> [PROMPT] Print all the entries verbatim.

Recorded data
========================================

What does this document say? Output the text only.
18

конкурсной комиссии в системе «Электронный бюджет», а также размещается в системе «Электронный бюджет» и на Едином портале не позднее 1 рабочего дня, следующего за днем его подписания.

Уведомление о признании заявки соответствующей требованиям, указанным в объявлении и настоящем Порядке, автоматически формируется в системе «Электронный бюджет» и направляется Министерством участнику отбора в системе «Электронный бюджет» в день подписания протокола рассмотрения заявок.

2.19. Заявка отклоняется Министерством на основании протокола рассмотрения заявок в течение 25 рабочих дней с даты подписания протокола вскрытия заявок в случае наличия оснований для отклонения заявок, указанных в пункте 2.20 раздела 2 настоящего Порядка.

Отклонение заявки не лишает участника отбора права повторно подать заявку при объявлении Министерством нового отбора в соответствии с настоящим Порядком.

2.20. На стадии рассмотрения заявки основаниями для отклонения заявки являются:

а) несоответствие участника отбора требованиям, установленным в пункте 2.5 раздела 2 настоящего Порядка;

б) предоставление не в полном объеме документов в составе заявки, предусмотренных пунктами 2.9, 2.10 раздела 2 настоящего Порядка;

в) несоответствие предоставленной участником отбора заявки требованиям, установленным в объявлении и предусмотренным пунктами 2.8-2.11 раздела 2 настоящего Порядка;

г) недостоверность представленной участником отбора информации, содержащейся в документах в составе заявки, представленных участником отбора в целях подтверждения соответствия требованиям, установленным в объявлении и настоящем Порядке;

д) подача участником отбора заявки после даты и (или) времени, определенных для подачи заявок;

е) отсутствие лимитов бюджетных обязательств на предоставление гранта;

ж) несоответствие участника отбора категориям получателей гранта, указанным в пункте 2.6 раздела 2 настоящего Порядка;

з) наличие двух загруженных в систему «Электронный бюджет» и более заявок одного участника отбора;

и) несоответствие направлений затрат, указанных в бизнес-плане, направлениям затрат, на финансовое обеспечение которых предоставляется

========================================

> [EXERCISE SOLUTION]
What does this document say? Output the text only.
18

конкурсной комиссии в системе «Электронный бюджет», а также размещается в системе «Электронный бюджет» и на Едином портале не позднее 1 рабочего дня, следующего за днем его подписания.

Уведомление о признании заявки соответствующей требованиям, указанным в объявлении и настоящем Порядке, автоматически формируется в системе «Электронный бюджет» и направляется Министерством участнику отбора в системе «Электронный бюджет» в день подписания протокола рассмотрения заявок.

2.19. Заявка отклоняется Министерством на основании протокола рассмотрения заявок в течение 25 рабочих дней с даты подписания протокола вскрытия заявок в случае наличия оснований для отклонения заявок, указанных в пункте 2.20 раздела 2 настоящего Порядка.

Отклонение заявки не лишает участника отбора права повторно подать заявку при объявлении Министерством нового отбора в соответствии с настоящим Порядком.

2.20. На стадии рассмотрения заявки основаниями для отклонения заявки являются:

а) несоответствие участника отбора требованиям, установленным в пункте 2.5 раздела 2 настоящего Порядка;

б) предоставление не в полном объеме документов в составе заявки, предусмотренных пунктами 2.9, 2.10 раздела 2 настоящего Порядка;

в) несоответствие предоставленной участником отбора заявки требованиям, установленным в объявлении и предусмотренным пунктами 2.8-2.11 раздела 2 настоящего Порядка;

г) недостоверность представленной участником отбора информации, содержащейся в документах в составе заявки, представленных участником отбора в целях подтверждения соответствия требованиям, установленным в объявлении и настоящем Порядке;

д) подача участником отбора заявки после даты и (или) времени, определенных для подачи заявок;

е) отсутствие лимитов бюджетных обязательств на предоставление гранта;

ж) несоответствие участника отбора категориям получателей гранта, указанным в пункте 2.6 раздела 2 настоящего Порядка;

з) наличие двух загруженных в систему «Электронный бюджет» и более заявок одного участника отбора;

и) несоответствие направлений затрат, указанных в бизнес-плане, направлениям затрат, на финансовое обеспечение которых предоставляется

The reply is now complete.